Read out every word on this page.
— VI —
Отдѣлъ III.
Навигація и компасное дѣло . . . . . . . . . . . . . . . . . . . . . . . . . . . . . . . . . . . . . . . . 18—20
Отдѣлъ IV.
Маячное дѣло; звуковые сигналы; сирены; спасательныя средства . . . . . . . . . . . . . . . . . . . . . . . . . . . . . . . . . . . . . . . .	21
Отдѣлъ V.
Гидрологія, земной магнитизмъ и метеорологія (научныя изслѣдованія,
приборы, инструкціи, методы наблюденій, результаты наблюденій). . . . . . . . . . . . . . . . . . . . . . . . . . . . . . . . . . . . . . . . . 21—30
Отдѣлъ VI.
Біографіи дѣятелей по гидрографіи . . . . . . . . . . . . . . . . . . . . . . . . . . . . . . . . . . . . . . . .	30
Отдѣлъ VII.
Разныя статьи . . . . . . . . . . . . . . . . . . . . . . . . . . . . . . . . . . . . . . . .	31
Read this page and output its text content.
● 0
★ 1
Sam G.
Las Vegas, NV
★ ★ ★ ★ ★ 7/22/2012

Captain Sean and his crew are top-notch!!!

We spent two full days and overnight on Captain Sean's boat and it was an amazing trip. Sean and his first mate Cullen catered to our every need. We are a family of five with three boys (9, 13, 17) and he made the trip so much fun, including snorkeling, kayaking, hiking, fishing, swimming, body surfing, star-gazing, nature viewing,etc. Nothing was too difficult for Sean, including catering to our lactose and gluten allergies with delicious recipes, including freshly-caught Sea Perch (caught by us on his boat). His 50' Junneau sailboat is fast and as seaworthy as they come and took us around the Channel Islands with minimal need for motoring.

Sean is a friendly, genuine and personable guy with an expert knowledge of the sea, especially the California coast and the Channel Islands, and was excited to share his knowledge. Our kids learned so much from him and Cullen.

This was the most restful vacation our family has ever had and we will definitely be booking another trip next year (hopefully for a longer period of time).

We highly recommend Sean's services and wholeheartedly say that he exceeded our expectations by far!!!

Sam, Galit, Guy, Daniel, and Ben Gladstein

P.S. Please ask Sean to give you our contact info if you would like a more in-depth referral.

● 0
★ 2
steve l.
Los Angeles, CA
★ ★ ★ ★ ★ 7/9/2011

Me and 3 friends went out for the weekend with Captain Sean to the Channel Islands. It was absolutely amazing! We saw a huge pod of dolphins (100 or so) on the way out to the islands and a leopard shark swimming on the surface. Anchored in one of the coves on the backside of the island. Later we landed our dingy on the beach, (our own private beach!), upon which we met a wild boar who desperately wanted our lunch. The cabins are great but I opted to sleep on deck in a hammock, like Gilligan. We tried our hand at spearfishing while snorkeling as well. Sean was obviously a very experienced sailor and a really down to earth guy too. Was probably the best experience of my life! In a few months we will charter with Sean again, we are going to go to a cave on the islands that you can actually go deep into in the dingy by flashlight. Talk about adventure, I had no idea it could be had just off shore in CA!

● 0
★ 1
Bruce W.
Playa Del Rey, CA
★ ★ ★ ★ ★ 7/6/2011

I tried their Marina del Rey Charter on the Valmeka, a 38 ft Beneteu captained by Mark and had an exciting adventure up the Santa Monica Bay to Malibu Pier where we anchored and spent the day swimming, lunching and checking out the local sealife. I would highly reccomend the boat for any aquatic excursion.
● ● ●
■ **Problem description**
Pick out lines containing the word "Отдѣлъ", each one as written.

■ **Solution to the problem**
Отдѣлъ III.
Отдѣлъ IV.
Отдѣлъ V.
Отдѣлъ VI.
Отдѣлъ VII.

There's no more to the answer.